**Work to do**
Output, with no changes, the span of lines that opens with the line containing "Convert this screenshot" and closes with the last line.

**Material provided**
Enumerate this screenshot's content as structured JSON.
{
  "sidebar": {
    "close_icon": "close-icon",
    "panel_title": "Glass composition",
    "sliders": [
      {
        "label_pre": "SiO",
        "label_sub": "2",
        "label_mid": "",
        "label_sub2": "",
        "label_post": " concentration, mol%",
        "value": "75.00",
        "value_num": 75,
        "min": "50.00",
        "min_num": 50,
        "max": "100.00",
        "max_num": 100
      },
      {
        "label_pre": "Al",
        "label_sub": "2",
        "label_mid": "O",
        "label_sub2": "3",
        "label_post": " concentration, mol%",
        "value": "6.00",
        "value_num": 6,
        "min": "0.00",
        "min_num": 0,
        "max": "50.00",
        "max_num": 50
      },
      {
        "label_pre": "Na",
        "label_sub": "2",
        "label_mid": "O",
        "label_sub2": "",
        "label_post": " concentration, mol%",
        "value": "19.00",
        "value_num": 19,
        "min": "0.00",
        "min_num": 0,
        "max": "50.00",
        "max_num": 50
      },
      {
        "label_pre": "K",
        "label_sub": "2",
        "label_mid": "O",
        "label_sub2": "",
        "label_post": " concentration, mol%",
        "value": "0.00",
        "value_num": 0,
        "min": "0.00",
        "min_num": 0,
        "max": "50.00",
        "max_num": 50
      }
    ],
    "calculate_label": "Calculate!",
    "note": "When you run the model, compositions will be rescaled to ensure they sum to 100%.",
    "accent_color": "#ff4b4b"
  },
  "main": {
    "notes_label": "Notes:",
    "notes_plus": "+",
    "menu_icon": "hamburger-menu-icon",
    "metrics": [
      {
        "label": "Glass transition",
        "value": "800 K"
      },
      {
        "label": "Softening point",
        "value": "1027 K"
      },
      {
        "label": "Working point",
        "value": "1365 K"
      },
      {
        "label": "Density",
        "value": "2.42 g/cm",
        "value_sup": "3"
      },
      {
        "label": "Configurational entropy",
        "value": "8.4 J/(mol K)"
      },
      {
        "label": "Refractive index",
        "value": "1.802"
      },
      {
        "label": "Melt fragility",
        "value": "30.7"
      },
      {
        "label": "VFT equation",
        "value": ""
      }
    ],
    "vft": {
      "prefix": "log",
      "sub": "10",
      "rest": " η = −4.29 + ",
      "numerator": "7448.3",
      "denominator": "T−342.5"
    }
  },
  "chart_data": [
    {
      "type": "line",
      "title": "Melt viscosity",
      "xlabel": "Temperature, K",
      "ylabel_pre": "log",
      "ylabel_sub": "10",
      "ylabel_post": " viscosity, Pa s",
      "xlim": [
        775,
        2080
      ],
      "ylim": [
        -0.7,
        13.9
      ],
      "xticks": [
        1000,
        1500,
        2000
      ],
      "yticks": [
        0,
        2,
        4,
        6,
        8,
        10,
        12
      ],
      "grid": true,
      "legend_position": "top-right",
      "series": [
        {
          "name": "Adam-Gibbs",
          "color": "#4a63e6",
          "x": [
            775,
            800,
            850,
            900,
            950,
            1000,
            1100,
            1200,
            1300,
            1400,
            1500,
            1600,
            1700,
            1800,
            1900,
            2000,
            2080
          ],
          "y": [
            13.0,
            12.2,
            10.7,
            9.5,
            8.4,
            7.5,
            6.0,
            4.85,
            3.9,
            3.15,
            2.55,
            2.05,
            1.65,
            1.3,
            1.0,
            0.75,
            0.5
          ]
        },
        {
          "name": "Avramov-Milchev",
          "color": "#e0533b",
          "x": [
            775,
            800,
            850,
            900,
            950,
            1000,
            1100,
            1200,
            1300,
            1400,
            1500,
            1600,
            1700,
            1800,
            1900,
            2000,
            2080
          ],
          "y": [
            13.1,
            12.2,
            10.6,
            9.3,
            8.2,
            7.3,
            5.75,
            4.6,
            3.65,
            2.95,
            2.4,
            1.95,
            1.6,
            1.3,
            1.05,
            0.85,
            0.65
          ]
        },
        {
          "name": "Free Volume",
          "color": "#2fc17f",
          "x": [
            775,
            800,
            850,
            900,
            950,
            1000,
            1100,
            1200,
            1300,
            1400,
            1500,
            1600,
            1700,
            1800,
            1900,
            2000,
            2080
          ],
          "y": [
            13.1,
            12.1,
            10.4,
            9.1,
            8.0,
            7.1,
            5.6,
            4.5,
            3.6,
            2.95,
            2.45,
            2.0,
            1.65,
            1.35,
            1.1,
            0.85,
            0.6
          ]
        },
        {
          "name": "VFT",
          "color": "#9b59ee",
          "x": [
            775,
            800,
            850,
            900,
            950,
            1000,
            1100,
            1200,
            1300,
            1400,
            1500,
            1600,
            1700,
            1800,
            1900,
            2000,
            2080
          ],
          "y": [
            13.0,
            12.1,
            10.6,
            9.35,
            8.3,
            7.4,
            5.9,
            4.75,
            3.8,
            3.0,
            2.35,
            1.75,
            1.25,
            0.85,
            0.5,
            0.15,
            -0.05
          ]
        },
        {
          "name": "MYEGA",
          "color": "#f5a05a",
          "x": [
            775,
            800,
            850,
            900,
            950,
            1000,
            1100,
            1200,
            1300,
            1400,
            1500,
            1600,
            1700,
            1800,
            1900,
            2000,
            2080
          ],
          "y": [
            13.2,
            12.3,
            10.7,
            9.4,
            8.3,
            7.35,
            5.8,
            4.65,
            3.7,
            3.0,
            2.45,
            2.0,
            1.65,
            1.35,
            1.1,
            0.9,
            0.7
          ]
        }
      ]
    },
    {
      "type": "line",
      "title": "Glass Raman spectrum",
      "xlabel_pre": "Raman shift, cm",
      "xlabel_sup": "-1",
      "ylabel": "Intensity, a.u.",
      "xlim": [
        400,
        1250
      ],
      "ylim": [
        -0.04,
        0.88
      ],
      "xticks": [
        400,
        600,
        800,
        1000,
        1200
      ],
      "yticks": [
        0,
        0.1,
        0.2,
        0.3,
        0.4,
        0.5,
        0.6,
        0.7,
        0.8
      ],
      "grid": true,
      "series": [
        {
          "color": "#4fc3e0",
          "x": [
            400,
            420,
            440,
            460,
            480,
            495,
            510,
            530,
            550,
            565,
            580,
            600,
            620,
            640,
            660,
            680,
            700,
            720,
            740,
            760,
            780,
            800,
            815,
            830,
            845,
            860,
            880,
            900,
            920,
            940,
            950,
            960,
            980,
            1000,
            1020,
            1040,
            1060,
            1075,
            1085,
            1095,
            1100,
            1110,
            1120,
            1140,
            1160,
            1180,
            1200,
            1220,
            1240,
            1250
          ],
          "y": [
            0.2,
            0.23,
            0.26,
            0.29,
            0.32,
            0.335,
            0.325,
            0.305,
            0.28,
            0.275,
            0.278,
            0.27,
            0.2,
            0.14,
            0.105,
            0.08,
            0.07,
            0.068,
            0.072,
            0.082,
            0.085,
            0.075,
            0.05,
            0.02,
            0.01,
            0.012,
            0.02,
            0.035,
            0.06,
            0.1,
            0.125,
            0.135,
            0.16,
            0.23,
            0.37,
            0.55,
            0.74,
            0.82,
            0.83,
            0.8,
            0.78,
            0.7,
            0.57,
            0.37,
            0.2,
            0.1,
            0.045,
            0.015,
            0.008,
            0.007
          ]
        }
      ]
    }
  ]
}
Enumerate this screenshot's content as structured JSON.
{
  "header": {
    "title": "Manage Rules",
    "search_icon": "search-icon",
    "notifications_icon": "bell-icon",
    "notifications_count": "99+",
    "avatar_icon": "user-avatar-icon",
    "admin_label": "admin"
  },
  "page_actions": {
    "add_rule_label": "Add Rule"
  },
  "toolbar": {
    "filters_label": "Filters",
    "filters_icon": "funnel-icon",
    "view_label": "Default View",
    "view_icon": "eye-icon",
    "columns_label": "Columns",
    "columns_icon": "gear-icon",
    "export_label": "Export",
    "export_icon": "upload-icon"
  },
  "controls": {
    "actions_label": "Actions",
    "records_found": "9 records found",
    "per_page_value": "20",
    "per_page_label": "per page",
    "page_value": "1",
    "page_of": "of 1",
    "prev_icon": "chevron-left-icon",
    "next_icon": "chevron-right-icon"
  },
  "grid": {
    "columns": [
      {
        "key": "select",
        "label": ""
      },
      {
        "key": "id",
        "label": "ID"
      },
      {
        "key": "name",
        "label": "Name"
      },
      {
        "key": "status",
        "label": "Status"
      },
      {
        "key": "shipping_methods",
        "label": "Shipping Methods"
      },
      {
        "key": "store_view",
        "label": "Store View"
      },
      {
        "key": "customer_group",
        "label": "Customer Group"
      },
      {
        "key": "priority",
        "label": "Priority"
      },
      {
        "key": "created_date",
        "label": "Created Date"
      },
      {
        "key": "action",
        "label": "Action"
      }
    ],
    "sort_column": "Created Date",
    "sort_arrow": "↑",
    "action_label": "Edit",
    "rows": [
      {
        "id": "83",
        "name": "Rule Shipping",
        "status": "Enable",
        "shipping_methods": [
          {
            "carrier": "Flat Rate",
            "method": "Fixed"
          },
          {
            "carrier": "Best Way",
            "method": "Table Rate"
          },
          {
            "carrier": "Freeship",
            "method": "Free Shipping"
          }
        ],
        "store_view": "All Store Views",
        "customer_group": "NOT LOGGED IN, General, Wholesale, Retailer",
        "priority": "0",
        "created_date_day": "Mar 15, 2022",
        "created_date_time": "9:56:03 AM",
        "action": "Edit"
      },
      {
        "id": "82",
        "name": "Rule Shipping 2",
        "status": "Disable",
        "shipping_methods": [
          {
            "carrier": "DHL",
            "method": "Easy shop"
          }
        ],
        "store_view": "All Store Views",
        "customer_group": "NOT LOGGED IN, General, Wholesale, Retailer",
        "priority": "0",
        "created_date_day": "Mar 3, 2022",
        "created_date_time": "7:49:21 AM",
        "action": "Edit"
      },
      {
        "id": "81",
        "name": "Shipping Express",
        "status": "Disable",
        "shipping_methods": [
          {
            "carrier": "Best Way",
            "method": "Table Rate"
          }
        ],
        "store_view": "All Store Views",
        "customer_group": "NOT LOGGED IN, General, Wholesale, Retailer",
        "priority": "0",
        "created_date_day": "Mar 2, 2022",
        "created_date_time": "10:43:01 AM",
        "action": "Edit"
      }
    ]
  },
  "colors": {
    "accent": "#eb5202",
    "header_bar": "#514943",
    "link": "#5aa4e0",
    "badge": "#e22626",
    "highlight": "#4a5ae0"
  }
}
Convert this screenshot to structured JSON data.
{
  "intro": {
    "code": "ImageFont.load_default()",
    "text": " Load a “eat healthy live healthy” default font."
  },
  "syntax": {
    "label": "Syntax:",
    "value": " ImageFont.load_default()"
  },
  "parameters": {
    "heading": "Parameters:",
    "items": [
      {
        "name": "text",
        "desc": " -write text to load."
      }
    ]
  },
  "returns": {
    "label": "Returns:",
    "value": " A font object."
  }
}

**The result**
Convert this screenshot to structured JSON data.
{
  "intro": {
    "code": "ImageFont.load_default()",
    "text": " Load a “eat healthy live healthy” default font."
  },
  "syntax": {
    "label": "Syntax:",
    "value": " ImageFont.load_default()"
  },
  "parameters": {
    "heading": "Parameters:",
    "items": [
      {
        "name": "text",
        "desc": " -write text to load."
      }
    ]
  },
  "returns": {
    "label": "Returns:",
    "value": " A font object."
  }
}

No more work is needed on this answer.